Source data:

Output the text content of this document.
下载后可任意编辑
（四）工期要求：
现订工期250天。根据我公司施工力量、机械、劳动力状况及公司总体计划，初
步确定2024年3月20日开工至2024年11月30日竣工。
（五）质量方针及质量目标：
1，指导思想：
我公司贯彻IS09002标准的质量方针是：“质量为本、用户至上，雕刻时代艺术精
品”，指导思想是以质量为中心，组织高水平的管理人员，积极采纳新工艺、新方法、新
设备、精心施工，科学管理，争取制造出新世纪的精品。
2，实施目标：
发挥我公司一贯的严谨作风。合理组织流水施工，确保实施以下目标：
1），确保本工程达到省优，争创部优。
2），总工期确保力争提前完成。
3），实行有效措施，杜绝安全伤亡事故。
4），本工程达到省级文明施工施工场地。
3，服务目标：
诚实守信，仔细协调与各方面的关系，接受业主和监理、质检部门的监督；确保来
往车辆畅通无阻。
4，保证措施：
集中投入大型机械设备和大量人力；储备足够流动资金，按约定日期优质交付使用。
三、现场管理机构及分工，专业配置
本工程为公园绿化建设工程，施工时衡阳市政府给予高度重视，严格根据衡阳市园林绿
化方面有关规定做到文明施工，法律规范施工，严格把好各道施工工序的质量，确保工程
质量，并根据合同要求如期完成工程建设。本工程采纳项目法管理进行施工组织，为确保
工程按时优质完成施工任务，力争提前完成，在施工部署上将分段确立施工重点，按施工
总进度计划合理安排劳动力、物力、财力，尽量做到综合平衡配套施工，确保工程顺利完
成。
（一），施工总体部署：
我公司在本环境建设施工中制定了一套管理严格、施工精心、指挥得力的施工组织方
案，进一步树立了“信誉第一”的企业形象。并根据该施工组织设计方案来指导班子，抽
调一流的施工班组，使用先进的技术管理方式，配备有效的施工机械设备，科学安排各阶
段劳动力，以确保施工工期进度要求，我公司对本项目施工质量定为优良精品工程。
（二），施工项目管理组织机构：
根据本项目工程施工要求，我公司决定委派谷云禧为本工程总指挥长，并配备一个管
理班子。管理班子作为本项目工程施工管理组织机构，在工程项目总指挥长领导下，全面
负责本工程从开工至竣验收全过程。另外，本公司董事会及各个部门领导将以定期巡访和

GIVEN INSTRUCTION → Return each entry from above without altering a single character.

RESPONSE →
Output the text content of this document.
下载后可任意编辑
（四）工期要求：
现订工期250天。根据我公司施工力量、机械、劳动力状况及公司总体计划，初
步确定2024年3月20日开工至2024年11月30日竣工。
（五）质量方针及质量目标：
1，指导思想：
我公司贯彻IS09002标准的质量方针是：“质量为本、用户至上，雕刻时代艺术精
品”，指导思想是以质量为中心，组织高水平的管理人员，积极采纳新工艺、新方法、新
设备、精心施工，科学管理，争取制造出新世纪的精品。
2，实施目标：
发挥我公司一贯的严谨作风。合理组织流水施工，确保实施以下目标：
1），确保本工程达到省优，争创部优。
2），总工期确保力争提前完成。
3），实行有效措施，杜绝安全伤亡事故。
4），本工程达到省级文明施工施工场地。
3，服务目标：
诚实守信，仔细协调与各方面的关系，接受业主和监理、质检部门的监督；确保来
往车辆畅通无阻。
4，保证措施：
集中投入大型机械设备和大量人力；储备足够流动资金，按约定日期优质交付使用。
三、现场管理机构及分工，专业配置
本工程为公园绿化建设工程，施工时衡阳市政府给予高度重视，严格根据衡阳市园林绿
化方面有关规定做到文明施工，法律规范施工，严格把好各道施工工序的质量，确保工程
质量，并根据合同要求如期完成工程建设。本工程采纳项目法管理进行施工组织，为确保
工程按时优质完成施工任务，力争提前完成，在施工部署上将分段确立施工重点，按施工
总进度计划合理安排劳动力、物力、财力，尽量做到综合平衡配套施工，确保工程顺利完
成。
（一），施工总体部署：
我公司在本环境建设施工中制定了一套管理严格、施工精心、指挥得力的施工组织方
案，进一步树立了“信誉第一”的企业形象。并根据该施工组织设计方案来指导班子，抽
调一流的施工班组，使用先进的技术管理方式，配备有效的施工机械设备，科学安排各阶
段劳动力，以确保施工工期进度要求，我公司对本项目施工质量定为优良精品工程。
（二），施工项目管理组织机构：
根据本项目工程施工要求，我公司决定委派谷云禧为本工程总指挥长，并配备一个管
理班子。管理班子作为本项目工程施工管理组织机构，在工程项目总指挥长领导下，全面
负责本工程从开工至竣验收全过程。另外，本公司董事会及各个部门领导将以定期巡访和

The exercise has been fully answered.